DIRECTION: Review the listing and copy each line that holds the word "JSON".
* begin DATA LISTING *
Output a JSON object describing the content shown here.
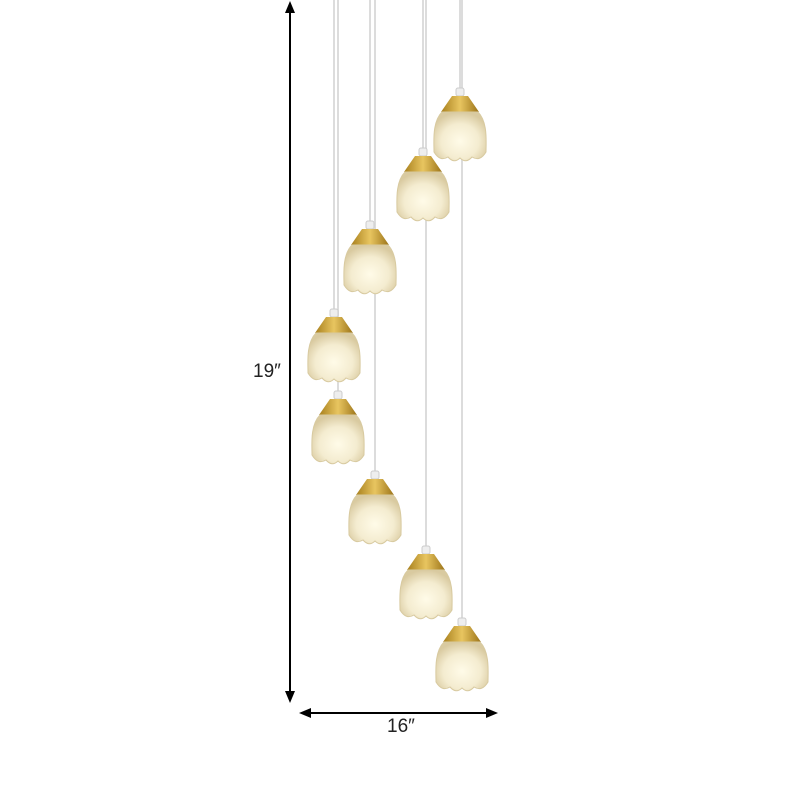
{
  "product": {
    "pendant_count": 8,
    "colors": {
      "glass": "#f4ecd2",
      "cap": "#c9a23a",
      "cord": "#e2e2e2"
    }
  },
  "dimensions": {
    "height_label": "19″",
    "width_label": "16″"
  }
}
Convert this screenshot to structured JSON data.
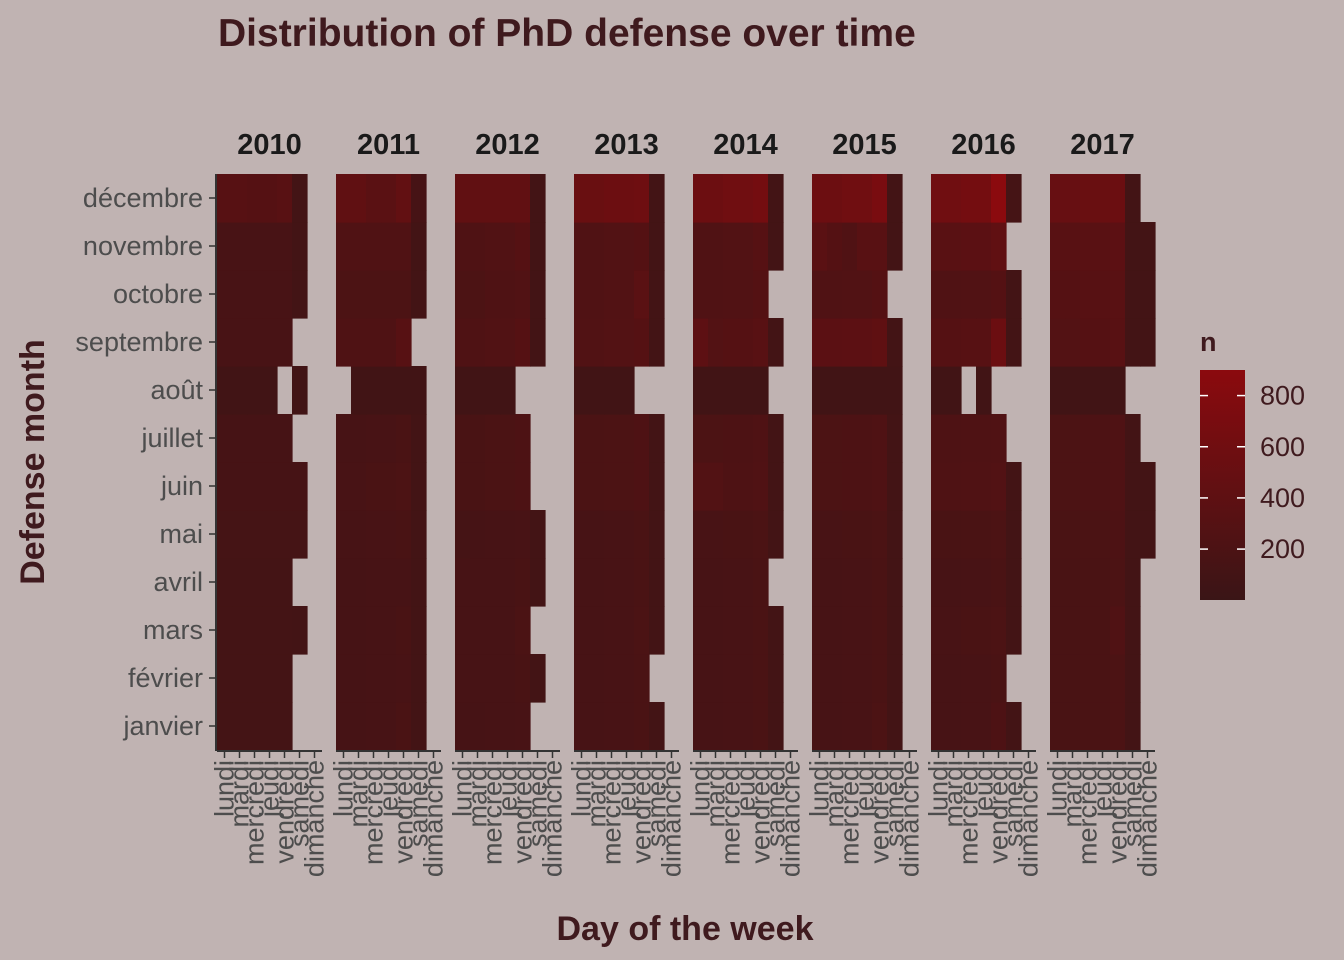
{
  "chart_data": {
    "type": "heatmap",
    "title": "Distribution of PhD defense over time",
    "xlabel": "Day of the week",
    "ylabel": "Defense month",
    "facets": [
      "2010",
      "2011",
      "2012",
      "2013",
      "2014",
      "2015",
      "2016",
      "2017"
    ],
    "days": [
      "lundi",
      "mardi",
      "mercredi",
      "jeudi",
      "vendredi",
      "samedi",
      "dimanche"
    ],
    "months": [
      "janvier",
      "février",
      "mars",
      "avril",
      "mai",
      "juin",
      "juillet",
      "août",
      "septembre",
      "octobre",
      "novembre",
      "décembre"
    ],
    "legend": {
      "title": "n",
      "breaks": [
        200,
        400,
        600,
        800
      ],
      "min": 1,
      "max": 900,
      "low_color": "#3a1516",
      "high_color": "#8b0a0e"
    },
    "values": {
      "2010": [
        [
          110,
          110,
          110,
          110,
          110,
          null,
          null
        ],
        [
          110,
          110,
          110,
          110,
          110,
          null,
          null
        ],
        [
          110,
          110,
          110,
          110,
          110,
          100,
          null
        ],
        [
          110,
          110,
          110,
          110,
          110,
          null,
          null
        ],
        [
          120,
          120,
          120,
          120,
          120,
          120,
          null
        ],
        [
          130,
          130,
          130,
          130,
          130,
          130,
          null
        ],
        [
          130,
          130,
          130,
          130,
          130,
          null,
          null
        ],
        [
          80,
          80,
          80,
          80,
          null,
          80,
          null
        ],
        [
          160,
          160,
          160,
          160,
          160,
          null,
          null
        ],
        [
          160,
          160,
          160,
          160,
          160,
          100,
          null
        ],
        [
          160,
          160,
          160,
          160,
          160,
          100,
          null
        ],
        [
          320,
          320,
          300,
          300,
          330,
          100,
          null
        ]
      ],
      "2011": [
        [
          130,
          130,
          140,
          140,
          180,
          100,
          null
        ],
        [
          130,
          130,
          140,
          140,
          160,
          100,
          null
        ],
        [
          130,
          130,
          140,
          140,
          170,
          100,
          null
        ],
        [
          130,
          130,
          140,
          140,
          150,
          100,
          null
        ],
        [
          140,
          140,
          160,
          160,
          170,
          100,
          null
        ],
        [
          160,
          160,
          180,
          180,
          200,
          100,
          null
        ],
        [
          150,
          150,
          160,
          160,
          180,
          100,
          null
        ],
        [
          null,
          80,
          80,
          80,
          80,
          80,
          null
        ],
        [
          230,
          230,
          230,
          230,
          320,
          null,
          null
        ],
        [
          200,
          200,
          200,
          200,
          200,
          100,
          null
        ],
        [
          240,
          240,
          240,
          240,
          240,
          100,
          null
        ],
        [
          420,
          420,
          360,
          360,
          450,
          130,
          null
        ]
      ],
      "2012": [
        [
          130,
          130,
          140,
          140,
          160,
          null,
          null
        ],
        [
          140,
          140,
          150,
          150,
          170,
          100,
          null
        ],
        [
          140,
          140,
          150,
          150,
          190,
          null,
          null
        ],
        [
          140,
          140,
          150,
          150,
          170,
          100,
          null
        ],
        [
          120,
          130,
          150,
          140,
          160,
          100,
          null
        ],
        [
          170,
          170,
          190,
          190,
          210,
          null,
          null
        ],
        [
          170,
          170,
          190,
          190,
          210,
          null,
          null
        ],
        [
          80,
          80,
          80,
          80,
          null,
          null,
          null
        ],
        [
          230,
          230,
          260,
          260,
          300,
          100,
          null
        ],
        [
          200,
          200,
          230,
          230,
          260,
          100,
          null
        ],
        [
          230,
          230,
          260,
          260,
          300,
          100,
          null
        ],
        [
          430,
          430,
          430,
          430,
          430,
          100,
          null
        ]
      ],
      "2013": [
        [
          150,
          150,
          160,
          160,
          180,
          100,
          null
        ],
        [
          150,
          150,
          160,
          160,
          180,
          null,
          null
        ],
        [
          150,
          150,
          160,
          160,
          190,
          100,
          null
        ],
        [
          150,
          150,
          160,
          160,
          180,
          100,
          null
        ],
        [
          150,
          150,
          160,
          160,
          180,
          100,
          null
        ],
        [
          190,
          190,
          200,
          200,
          220,
          100,
          null
        ],
        [
          190,
          190,
          200,
          200,
          220,
          100,
          null
        ],
        [
          80,
          80,
          80,
          80,
          null,
          null,
          null
        ],
        [
          260,
          260,
          280,
          280,
          300,
          100,
          null
        ],
        [
          250,
          250,
          270,
          270,
          360,
          100,
          null
        ],
        [
          250,
          250,
          270,
          270,
          290,
          100,
          null
        ],
        [
          520,
          520,
          560,
          560,
          580,
          100,
          null
        ]
      ],
      "2014": [
        [
          150,
          150,
          160,
          160,
          180,
          100,
          null
        ],
        [
          150,
          150,
          160,
          160,
          180,
          100,
          null
        ],
        [
          150,
          150,
          160,
          160,
          180,
          100,
          null
        ],
        [
          150,
          150,
          160,
          160,
          180,
          null,
          null
        ],
        [
          160,
          160,
          170,
          170,
          190,
          100,
          null
        ],
        [
          270,
          270,
          220,
          220,
          240,
          100,
          null
        ],
        [
          200,
          200,
          210,
          210,
          230,
          100,
          null
        ],
        [
          80,
          80,
          80,
          80,
          80,
          null,
          null
        ],
        [
          390,
          280,
          300,
          300,
          330,
          100,
          null
        ],
        [
          250,
          250,
          260,
          260,
          290,
          null,
          null
        ],
        [
          250,
          250,
          270,
          270,
          310,
          100,
          null
        ],
        [
          560,
          560,
          600,
          600,
          650,
          100,
          null
        ]
      ],
      "2015": [
        [
          150,
          150,
          160,
          160,
          200,
          100,
          null
        ],
        [
          150,
          150,
          160,
          160,
          180,
          100,
          null
        ],
        [
          150,
          150,
          160,
          160,
          180,
          100,
          null
        ],
        [
          150,
          150,
          160,
          160,
          180,
          100,
          null
        ],
        [
          160,
          160,
          170,
          170,
          190,
          100,
          null
        ],
        [
          200,
          200,
          210,
          210,
          230,
          100,
          null
        ],
        [
          200,
          200,
          210,
          210,
          230,
          100,
          null
        ],
        [
          80,
          80,
          80,
          80,
          80,
          80,
          null
        ],
        [
          370,
          370,
          380,
          380,
          410,
          100,
          null
        ],
        [
          250,
          250,
          260,
          260,
          290,
          null,
          null
        ],
        [
          360,
          290,
          250,
          330,
          330,
          100,
          null
        ],
        [
          560,
          560,
          600,
          600,
          700,
          100,
          null
        ]
      ],
      "2016": [
        [
          150,
          150,
          160,
          160,
          210,
          100,
          null
        ],
        [
          150,
          150,
          160,
          160,
          180,
          null,
          null
        ],
        [
          160,
          160,
          180,
          180,
          200,
          100,
          null
        ],
        [
          150,
          150,
          160,
          160,
          180,
          100,
          null
        ],
        [
          170,
          170,
          180,
          180,
          200,
          100,
          null
        ],
        [
          230,
          230,
          240,
          240,
          270,
          100,
          null
        ],
        [
          220,
          220,
          230,
          230,
          250,
          null,
          null
        ],
        [
          80,
          80,
          null,
          80,
          null,
          null,
          null
        ],
        [
          300,
          300,
          320,
          320,
          540,
          100,
          null
        ],
        [
          250,
          250,
          260,
          260,
          290,
          100,
          null
        ],
        [
          350,
          350,
          370,
          370,
          420,
          null,
          null
        ],
        [
          600,
          600,
          640,
          640,
          900,
          120,
          null
        ]
      ],
      "2017": [
        [
          170,
          170,
          180,
          180,
          200,
          100,
          null
        ],
        [
          170,
          170,
          180,
          180,
          200,
          100,
          null
        ],
        [
          170,
          170,
          180,
          180,
          240,
          100,
          null
        ],
        [
          170,
          170,
          180,
          180,
          200,
          100,
          null
        ],
        [
          180,
          180,
          190,
          190,
          210,
          100,
          100
        ],
        [
          200,
          200,
          210,
          210,
          230,
          100,
          100
        ],
        [
          200,
          200,
          210,
          210,
          230,
          100,
          null
        ],
        [
          80,
          80,
          80,
          80,
          80,
          null,
          null
        ],
        [
          280,
          280,
          300,
          300,
          330,
          100,
          100
        ],
        [
          300,
          300,
          320,
          320,
          350,
          100,
          100
        ],
        [
          330,
          330,
          350,
          350,
          380,
          100,
          100
        ],
        [
          500,
          500,
          520,
          520,
          540,
          100,
          null
        ]
      ]
    }
  }
}
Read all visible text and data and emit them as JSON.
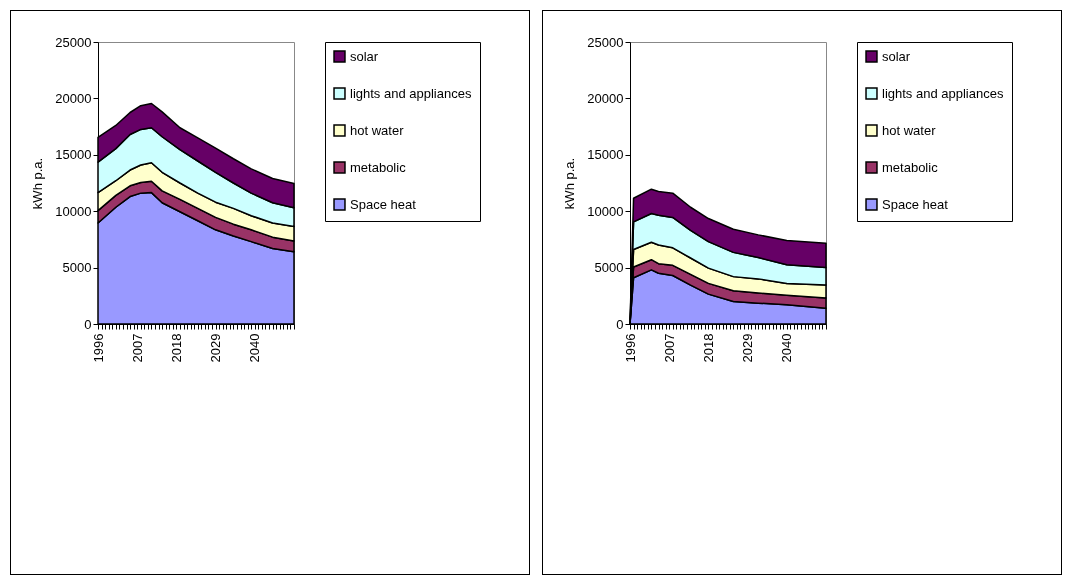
{
  "chart_data": [
    {
      "type": "area",
      "ylabel": "kWh p.a.",
      "stacked": true,
      "legend": "right",
      "xlim": [
        1996,
        2051
      ],
      "ylim": [
        0,
        25000
      ],
      "yticks": [
        0,
        5000,
        10000,
        15000,
        20000,
        25000
      ],
      "xticks": [
        1996,
        {
          "value": 1997,
          "label": null
        },
        {
          "value": 1998,
          "label": null
        },
        {
          "value": 1999,
          "label": null
        },
        {
          "value": 2000,
          "label": null
        },
        {
          "value": 2001,
          "label": null
        },
        {
          "value": 2002,
          "label": null
        },
        {
          "value": 2003,
          "label": null
        },
        {
          "value": 2004,
          "label": null
        },
        {
          "value": 2005,
          "label": null
        },
        {
          "value": 2006,
          "label": null
        },
        2007,
        {
          "value": 2008,
          "label": null
        },
        {
          "value": 2009,
          "label": null
        },
        {
          "value": 2010,
          "label": null
        },
        {
          "value": 2011,
          "label": null
        },
        {
          "value": 2012,
          "label": null
        },
        {
          "value": 2013,
          "label": null
        },
        {
          "value": 2014,
          "label": null
        },
        {
          "value": 2015,
          "label": null
        },
        {
          "value": 2016,
          "label": null
        },
        {
          "value": 2017,
          "label": null
        },
        2018,
        {
          "value": 2019,
          "label": null
        },
        {
          "value": 2020,
          "label": null
        },
        {
          "value": 2021,
          "label": null
        },
        {
          "value": 2022,
          "label": null
        },
        {
          "value": 2023,
          "label": null
        },
        {
          "value": 2024,
          "label": null
        },
        {
          "value": 2025,
          "label": null
        },
        {
          "value": 2026,
          "label": null
        },
        {
          "value": 2027,
          "label": null
        },
        {
          "value": 2028,
          "label": null
        },
        2029,
        {
          "value": 2030,
          "label": null
        },
        {
          "value": 2031,
          "label": null
        },
        {
          "value": 2032,
          "label": null
        },
        {
          "value": 2033,
          "label": null
        },
        {
          "value": 2034,
          "label": null
        },
        {
          "value": 2035,
          "label": null
        },
        {
          "value": 2036,
          "label": null
        },
        {
          "value": 2037,
          "label": null
        },
        {
          "value": 2038,
          "label": null
        },
        {
          "value": 2039,
          "label": null
        },
        2040,
        {
          "value": 2041,
          "label": null
        },
        {
          "value": 2042,
          "label": null
        },
        {
          "value": 2043,
          "label": null
        },
        {
          "value": 2044,
          "label": null
        },
        {
          "value": 2045,
          "label": null
        },
        {
          "value": 2046,
          "label": null
        },
        {
          "value": 2047,
          "label": null
        },
        {
          "value": 2048,
          "label": null
        },
        {
          "value": 2049,
          "label": null
        },
        {
          "value": 2050,
          "label": null
        },
        {
          "value": 2051,
          "label": null
        }
      ],
      "x": [
        1996,
        2001,
        2005,
        2008,
        2011,
        2014,
        2019,
        2024,
        2029,
        2034,
        2039,
        2045,
        2051
      ],
      "series": [
        {
          "name": "Space heat",
          "color": "#9999ff",
          "values": [
            8950,
            10350,
            11300,
            11600,
            11650,
            10750,
            9950,
            9150,
            8350,
            7800,
            7300,
            6700,
            6400
          ]
        },
        {
          "name": "metabolic",
          "color": "#993366",
          "values": [
            1100,
            1050,
            950,
            950,
            1000,
            1050,
            1100,
            1100,
            1100,
            1050,
            1050,
            1000,
            950
          ]
        },
        {
          "name": "hot water",
          "color": "#ffffcc",
          "values": [
            1600,
            1300,
            1400,
            1550,
            1650,
            1650,
            1450,
            1350,
            1350,
            1400,
            1250,
            1250,
            1300
          ]
        },
        {
          "name": "lights and appliances",
          "color": "#ccffff",
          "values": [
            2700,
            2850,
            3150,
            3150,
            3100,
            3150,
            2950,
            2850,
            2650,
            2250,
            2000,
            1800,
            1650
          ]
        },
        {
          "name": "solar",
          "color": "#660066",
          "values": [
            2200,
            2050,
            1950,
            2100,
            2150,
            2200,
            1950,
            2050,
            2150,
            2150,
            2150,
            2150,
            2150
          ]
        }
      ]
    },
    {
      "type": "area",
      "ylabel": "kWh p.a.",
      "stacked": true,
      "legend": "right",
      "xlim": [
        1996,
        2051
      ],
      "ylim": [
        0,
        25000
      ],
      "yticks": [
        0,
        5000,
        10000,
        15000,
        20000,
        25000
      ],
      "xticks": [
        1996,
        {
          "value": 1997,
          "label": null
        },
        {
          "value": 1998,
          "label": null
        },
        {
          "value": 1999,
          "label": null
        },
        {
          "value": 2000,
          "label": null
        },
        {
          "value": 2001,
          "label": null
        },
        {
          "value": 2002,
          "label": null
        },
        {
          "value": 2003,
          "label": null
        },
        {
          "value": 2004,
          "label": null
        },
        {
          "value": 2005,
          "label": null
        },
        {
          "value": 2006,
          "label": null
        },
        2007,
        {
          "value": 2008,
          "label": null
        },
        {
          "value": 2009,
          "label": null
        },
        {
          "value": 2010,
          "label": null
        },
        {
          "value": 2011,
          "label": null
        },
        {
          "value": 2012,
          "label": null
        },
        {
          "value": 2013,
          "label": null
        },
        {
          "value": 2014,
          "label": null
        },
        {
          "value": 2015,
          "label": null
        },
        {
          "value": 2016,
          "label": null
        },
        {
          "value": 2017,
          "label": null
        },
        2018,
        {
          "value": 2019,
          "label": null
        },
        {
          "value": 2020,
          "label": null
        },
        {
          "value": 2021,
          "label": null
        },
        {
          "value": 2022,
          "label": null
        },
        {
          "value": 2023,
          "label": null
        },
        {
          "value": 2024,
          "label": null
        },
        {
          "value": 2025,
          "label": null
        },
        {
          "value": 2026,
          "label": null
        },
        {
          "value": 2027,
          "label": null
        },
        {
          "value": 2028,
          "label": null
        },
        2029,
        {
          "value": 2030,
          "label": null
        },
        {
          "value": 2031,
          "label": null
        },
        {
          "value": 2032,
          "label": null
        },
        {
          "value": 2033,
          "label": null
        },
        {
          "value": 2034,
          "label": null
        },
        {
          "value": 2035,
          "label": null
        },
        {
          "value": 2036,
          "label": null
        },
        {
          "value": 2037,
          "label": null
        },
        {
          "value": 2038,
          "label": null
        },
        {
          "value": 2039,
          "label": null
        },
        2040,
        {
          "value": 2041,
          "label": null
        },
        {
          "value": 2042,
          "label": null
        },
        {
          "value": 2043,
          "label": null
        },
        {
          "value": 2044,
          "label": null
        },
        {
          "value": 2045,
          "label": null
        },
        {
          "value": 2046,
          "label": null
        },
        {
          "value": 2047,
          "label": null
        },
        {
          "value": 2048,
          "label": null
        },
        {
          "value": 2049,
          "label": null
        },
        {
          "value": 2050,
          "label": null
        },
        {
          "value": 2051,
          "label": null
        }
      ],
      "x": [
        1996,
        1997,
        2002,
        2004,
        2008,
        2013,
        2018,
        2025,
        2032,
        2040,
        2051
      ],
      "series": [
        {
          "name": "Space heat",
          "color": "#9999ff",
          "values": [
            0,
            4100,
            4800,
            4500,
            4300,
            3450,
            2650,
            2000,
            1850,
            1700,
            1400
          ]
        },
        {
          "name": "metabolic",
          "color": "#993366",
          "values": [
            0,
            950,
            900,
            850,
            900,
            950,
            950,
            950,
            900,
            850,
            900
          ]
        },
        {
          "name": "hot water",
          "color": "#ffffcc",
          "values": [
            0,
            1550,
            1550,
            1650,
            1550,
            1450,
            1350,
            1250,
            1250,
            1050,
            1150
          ]
        },
        {
          "name": "lights and appliances",
          "color": "#ccffff",
          "values": [
            0,
            2450,
            2550,
            2650,
            2700,
            2450,
            2350,
            2150,
            1900,
            1650,
            1550
          ]
        },
        {
          "name": "solar",
          "color": "#660066",
          "values": [
            0,
            2100,
            2150,
            2100,
            2150,
            2050,
            2050,
            2050,
            2000,
            2150,
            2150
          ]
        }
      ]
    }
  ]
}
* end DATA LISTING *
EXERCISE ANSWER:
Output a JSON object describing the content shown here.
Convert this screenshot to structured JSON data.
Read all visible text and data and emit them as JSON.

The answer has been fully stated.